### STATED GOAL
Below are the entries; state how many of their lines contain the string "Nazca", and nothing more.

### RECORDS FOR PROCESSING
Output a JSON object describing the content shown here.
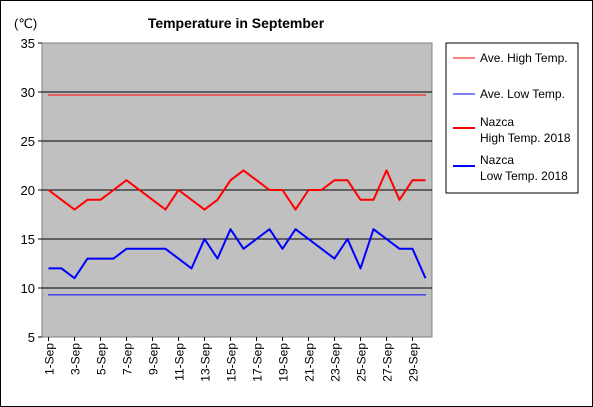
{
  "chart_data": {
    "type": "line",
    "title": "Temperature in September",
    "unit_label": "(℃)",
    "ylim": [
      5,
      35
    ],
    "yticks": [
      5,
      10,
      15,
      20,
      25,
      30,
      35
    ],
    "grid": "horizontal",
    "legend_position": "right",
    "x": [
      "1-Sep",
      "2-Sep",
      "3-Sep",
      "4-Sep",
      "5-Sep",
      "6-Sep",
      "7-Sep",
      "8-Sep",
      "9-Sep",
      "10-Sep",
      "11-Sep",
      "12-Sep",
      "13-Sep",
      "14-Sep",
      "15-Sep",
      "16-Sep",
      "17-Sep",
      "18-Sep",
      "19-Sep",
      "20-Sep",
      "21-Sep",
      "22-Sep",
      "23-Sep",
      "24-Sep",
      "25-Sep",
      "26-Sep",
      "27-Sep",
      "28-Sep",
      "29-Sep",
      "30-Sep"
    ],
    "xtick_labels": [
      "1-Sep",
      "3-Sep",
      "5-Sep",
      "7-Sep",
      "9-Sep",
      "11-Sep",
      "13-Sep",
      "15-Sep",
      "17-Sep",
      "19-Sep",
      "21-Sep",
      "23-Sep",
      "25-Sep",
      "27-Sep",
      "29-Sep"
    ],
    "series": [
      {
        "name": "Ave. High Temp.",
        "color": "#ff0000",
        "style": "thin",
        "values": [
          29.7,
          29.7,
          29.7,
          29.7,
          29.7,
          29.7,
          29.7,
          29.7,
          29.7,
          29.7,
          29.7,
          29.7,
          29.7,
          29.7,
          29.7,
          29.7,
          29.7,
          29.7,
          29.7,
          29.7,
          29.7,
          29.7,
          29.7,
          29.7,
          29.7,
          29.7,
          29.7,
          29.7,
          29.7,
          29.7
        ]
      },
      {
        "name": "Ave. Low Temp.",
        "color": "#0000ff",
        "style": "thin",
        "values": [
          9.3,
          9.3,
          9.3,
          9.3,
          9.3,
          9.3,
          9.3,
          9.3,
          9.3,
          9.3,
          9.3,
          9.3,
          9.3,
          9.3,
          9.3,
          9.3,
          9.3,
          9.3,
          9.3,
          9.3,
          9.3,
          9.3,
          9.3,
          9.3,
          9.3,
          9.3,
          9.3,
          9.3,
          9.3,
          9.3
        ]
      },
      {
        "name": "Nazca\nHigh Temp. 2018",
        "color": "#ff0000",
        "style": "thick",
        "values": [
          20,
          19,
          18,
          19,
          19,
          20,
          21,
          20,
          19,
          18,
          20,
          19,
          18,
          19,
          21,
          22,
          21,
          20,
          20,
          18,
          20,
          20,
          21,
          21,
          19,
          19,
          22,
          19,
          21,
          21
        ]
      },
      {
        "name": "Nazca\nLow Temp. 2018",
        "color": "#0000ff",
        "style": "thick",
        "values": [
          12,
          12,
          11,
          13,
          13,
          13,
          14,
          14,
          14,
          14,
          13,
          12,
          15,
          13,
          16,
          14,
          15,
          16,
          14,
          16,
          15,
          14,
          13,
          15,
          12,
          16,
          15,
          14,
          14,
          11
        ]
      }
    ]
  }
}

### FINAL RESULT
2